### [JOB]
Can you recast the records, everything from the line containing "- data-point: [367, 110, 374, 118]" down to the line containing "- data-point: [273, 127, 280, 135]", both included, as a JSON list of strings with one string per line and no blank lines?

### [LISTED ENTRIES]

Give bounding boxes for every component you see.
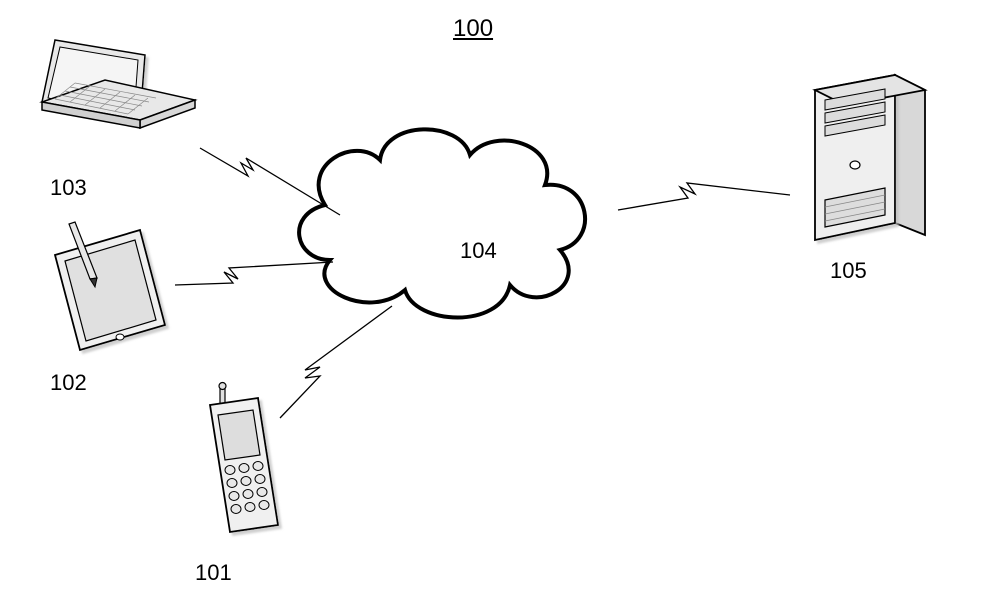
cloud-node (299, 129, 585, 317)
tablet-node (55, 222, 165, 350)
laptop-node (42, 40, 195, 128)
server-node (815, 75, 925, 240)
label-103: 103 (50, 175, 87, 201)
label-105: 105 (830, 258, 867, 284)
label-102: 102 (50, 370, 87, 396)
edge-cloud-server (618, 183, 790, 210)
label-104: 104 (460, 238, 497, 264)
phone-node (210, 383, 278, 533)
edge-tablet-cloud (175, 262, 333, 285)
label-101: 101 (195, 560, 232, 586)
diagram-canvas: 100 (0, 0, 1000, 600)
network-svg (0, 0, 1000, 600)
edge-phone-cloud (280, 306, 392, 418)
cloud-shape (299, 129, 585, 317)
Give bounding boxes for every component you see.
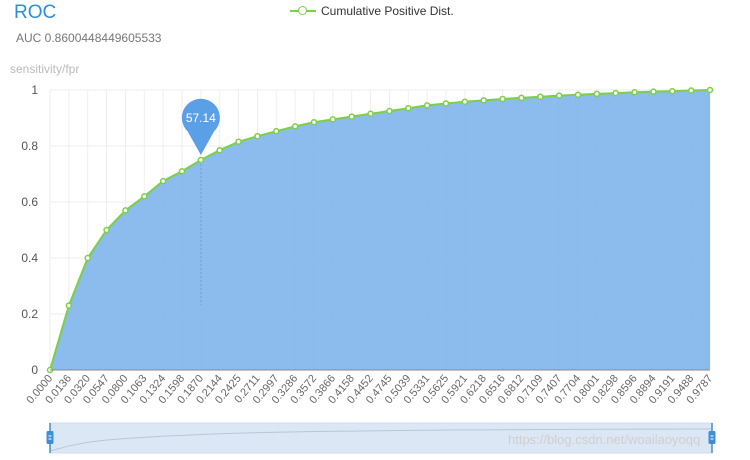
- data-point: [367, 110, 374, 118]
- data-point: [84, 254, 91, 262]
- legend-label: Cumulative Positive Dist.: [321, 4, 454, 18]
- zoom-slider-track: [49, 422, 713, 454]
- data-point: [386, 107, 393, 115]
- data-point: [178, 167, 186, 175]
- legend-marker-icon: [290, 5, 316, 17]
- data-point: [499, 95, 506, 103]
- data-point: [291, 123, 299, 130]
- data-point: [405, 104, 412, 112]
- data-point: [669, 87, 676, 95]
- data-point: [518, 94, 525, 102]
- data-point: [593, 90, 601, 98]
- data-point: [197, 156, 205, 164]
- y-tick-label: 0: [31, 363, 38, 377]
- y-axis-label: sensitivity/fpr: [10, 62, 80, 76]
- data-point: [141, 193, 148, 200]
- series-area: [50, 90, 710, 370]
- watermark: https://blog.csdn.net/woailaoyoqq: [508, 432, 701, 447]
- data-point: [216, 146, 223, 154]
- data-point: [687, 87, 695, 94]
- data-point: [612, 89, 619, 97]
- data-point: [706, 86, 714, 94]
- data-point: [555, 92, 563, 99]
- data-point: [329, 116, 337, 123]
- y-tick-label: 1: [31, 83, 38, 97]
- data-point: [442, 100, 450, 107]
- data-point: [122, 207, 129, 214]
- zoom-slider-handle-left[interactable]: [46, 423, 54, 453]
- data-point: [348, 113, 355, 120]
- data-point: [103, 226, 110, 234]
- y-tick-label: 0.6: [21, 195, 38, 209]
- y-tick-label: 0.4: [21, 251, 38, 265]
- data-point: [423, 102, 431, 109]
- tooltip-pin-icon: [181, 98, 220, 155]
- data-point: [65, 302, 73, 309]
- data-point: [650, 88, 657, 95]
- data-point: [574, 91, 582, 99]
- data-point: [235, 138, 242, 146]
- y-tick-label: 0.8: [21, 139, 38, 153]
- data-point: [480, 97, 487, 104]
- tooltip-value: 57.14: [186, 111, 216, 125]
- data-point: [159, 177, 167, 185]
- auc-subtitle: AUC 0.8600448449605533: [16, 31, 162, 45]
- zoom-slider-handle-right[interactable]: [708, 423, 716, 453]
- data-point: [254, 132, 261, 140]
- zoom-slider-preview-line: [49, 428, 713, 452]
- chart-title: ROC: [14, 2, 57, 23]
- legend-item[interactable]: Cumulative Positive Dist.: [290, 4, 454, 18]
- data-point: [310, 118, 318, 126]
- y-tick-label: 0.2: [21, 307, 38, 321]
- data-point: [537, 93, 544, 100]
- data-point: [273, 127, 280, 135]
- data-point: [461, 98, 469, 106]
- data-point: [631, 88, 638, 96]
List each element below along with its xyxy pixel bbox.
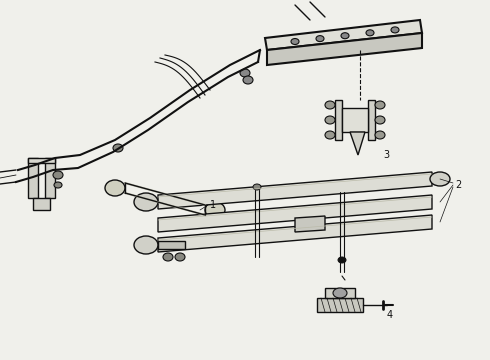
Polygon shape bbox=[28, 158, 38, 198]
Ellipse shape bbox=[375, 101, 385, 109]
Ellipse shape bbox=[134, 236, 158, 254]
Ellipse shape bbox=[134, 193, 158, 211]
Ellipse shape bbox=[375, 131, 385, 139]
Ellipse shape bbox=[316, 36, 324, 42]
Polygon shape bbox=[158, 241, 185, 249]
Polygon shape bbox=[158, 195, 432, 232]
Ellipse shape bbox=[338, 257, 346, 263]
Ellipse shape bbox=[105, 180, 125, 196]
Ellipse shape bbox=[253, 184, 261, 190]
Polygon shape bbox=[158, 172, 432, 209]
Polygon shape bbox=[335, 100, 342, 140]
Ellipse shape bbox=[113, 144, 123, 152]
Polygon shape bbox=[158, 215, 432, 252]
Ellipse shape bbox=[325, 131, 335, 139]
Ellipse shape bbox=[333, 288, 347, 298]
Text: 4: 4 bbox=[387, 310, 393, 320]
Ellipse shape bbox=[243, 76, 253, 84]
Ellipse shape bbox=[391, 27, 399, 33]
Text: 1: 1 bbox=[210, 200, 216, 210]
Polygon shape bbox=[325, 288, 355, 298]
Polygon shape bbox=[342, 108, 368, 132]
Ellipse shape bbox=[53, 171, 63, 179]
Ellipse shape bbox=[175, 253, 185, 261]
Polygon shape bbox=[317, 298, 363, 312]
Polygon shape bbox=[368, 100, 375, 140]
Ellipse shape bbox=[366, 30, 374, 36]
Polygon shape bbox=[267, 33, 422, 65]
Polygon shape bbox=[45, 158, 55, 198]
Ellipse shape bbox=[205, 202, 225, 218]
Ellipse shape bbox=[325, 101, 335, 109]
Polygon shape bbox=[265, 20, 422, 50]
Polygon shape bbox=[28, 158, 55, 163]
Ellipse shape bbox=[375, 116, 385, 124]
Ellipse shape bbox=[54, 182, 62, 188]
Text: 3: 3 bbox=[383, 150, 389, 160]
Ellipse shape bbox=[291, 39, 299, 45]
Ellipse shape bbox=[430, 172, 450, 186]
Polygon shape bbox=[350, 132, 365, 155]
Text: 2: 2 bbox=[455, 180, 461, 190]
Polygon shape bbox=[295, 216, 325, 232]
Ellipse shape bbox=[325, 116, 335, 124]
Ellipse shape bbox=[341, 33, 349, 39]
Ellipse shape bbox=[163, 253, 173, 261]
Ellipse shape bbox=[240, 69, 250, 77]
Polygon shape bbox=[33, 198, 50, 210]
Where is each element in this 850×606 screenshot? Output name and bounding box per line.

### [ANSWER IN FULL]
[
  "- data-point: [367, 110, 374, 118]",
  "- data-point: [84, 254, 91, 262]",
  "- legend-label: Cumulative Positive Dist.: [321, 4, 454, 18]",
  "- zoom-slider-track: [49, 422, 713, 454]",
  "- data-point: [386, 107, 393, 115]",
  "- data-point: [178, 167, 186, 175]",
  "- legend-marker-icon: [290, 5, 316, 17]",
  "- data-point: [499, 95, 506, 103]",
  "- data-point: [291, 123, 299, 130]",
  "- data-point: [405, 104, 412, 112]",
  "- data-point: [669, 87, 676, 95]",
  "- data-point: [518, 94, 525, 102]",
  "- data-point: [593, 90, 601, 98]",
  "- data-point: [197, 156, 205, 164]",
  "- y-tick-label: 0: [31, 363, 38, 377]",
  "- y-axis-label: sensitivity/fpr: [10, 62, 80, 76]",
  "- data-point: [141, 193, 148, 200]",
  "- series-area: [50, 90, 710, 370]",
  "- watermark: https://blog.csdn.net/woailaoyoqq: [508, 432, 701, 447]",
  "- data-point: [216, 146, 223, 154]",
  "- data-point: [687, 87, 695, 94]",
  "- data-point: [612, 89, 619, 97]",
  "- data-point: [706, 86, 714, 94]",
  "- data-point: [555, 92, 563, 99]",
  "- data-point: [329, 116, 337, 123]",
  "- y-tick-label: 1: [31, 83, 38, 97]",
  "- data-point: [442, 100, 450, 107]",
  "- data-point: [122, 207, 129, 214]",
  "- zoom-slider-handle-left[interactable]: [46, 423, 54, 453]",
  "- data-point: [348, 113, 355, 120]",
  "- data-point: [103, 226, 110, 234]",
  "- y-tick-label: 0.6: [21, 195, 38, 209]",
  "- y-tick-label: 0.4: [21, 251, 38, 265]",
  "- data-point: [423, 102, 431, 109]",
  "- tooltip-pin-icon: [181, 98, 220, 155]",
  "- data-point: [65, 302, 73, 309]",
  "- data-point: [650, 88, 657, 95]",
  "- data-point: [574, 91, 582, 99]",
  "- data-point: [235, 138, 242, 146]",
  "- y-tick-label: 0.8: [21, 139, 38, 153]",
  "- data-point: [480, 97, 487, 104]",
  "- tooltip-value: 57.14: [186, 111, 216, 125]",
  "- data-point: [159, 177, 167, 185]",
  "- auc-subtitle: AUC 0.8600448449605533: [16, 31, 162, 45]",
  "- zoom-slider-handle-right[interactable]: [708, 423, 716, 453]",
  "- data-point: [254, 132, 261, 140]",
  "- zoom-slider-preview-line: [49, 428, 713, 452]",
  "- chart-title: ROC: [14, 2, 57, 23]",
  "- legend-item[interactable]: Cumulative Positive Dist.: [290, 4, 454, 18]",
  "- data-point: [310, 118, 318, 126]",
  "- y-tick-label: 0.2: [21, 307, 38, 321]",
  "- data-point: [537, 93, 544, 100]",
  "- data-point: [273, 127, 280, 135]"
]